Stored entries
====

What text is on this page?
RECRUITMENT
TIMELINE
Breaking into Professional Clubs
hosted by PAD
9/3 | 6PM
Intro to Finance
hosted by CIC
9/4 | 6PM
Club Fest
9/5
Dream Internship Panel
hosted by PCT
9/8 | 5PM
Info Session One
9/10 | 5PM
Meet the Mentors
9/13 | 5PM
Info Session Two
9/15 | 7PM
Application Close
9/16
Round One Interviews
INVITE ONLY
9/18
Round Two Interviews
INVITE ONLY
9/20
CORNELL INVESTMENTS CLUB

====

The records above need to be transcribed in full. Keep every character unchanged.

**Answer for the task**
What text is on this page?
RECRUITMENT
TIMELINE
Breaking into Professional Clubs
hosted by PAD
9/3 | 6PM
Intro to Finance
hosted by CIC
9/4 | 6PM
Club Fest
9/5
Dream Internship Panel
hosted by PCT
9/8 | 5PM
Info Session One
9/10 | 5PM
Meet the Mentors
9/13 | 5PM
Info Session Two
9/15 | 7PM
Application Close
9/16
Round One Interviews
INVITE ONLY
9/18
Round Two Interviews
INVITE ONLY
9/20
CORNELL INVESTMENTS CLUB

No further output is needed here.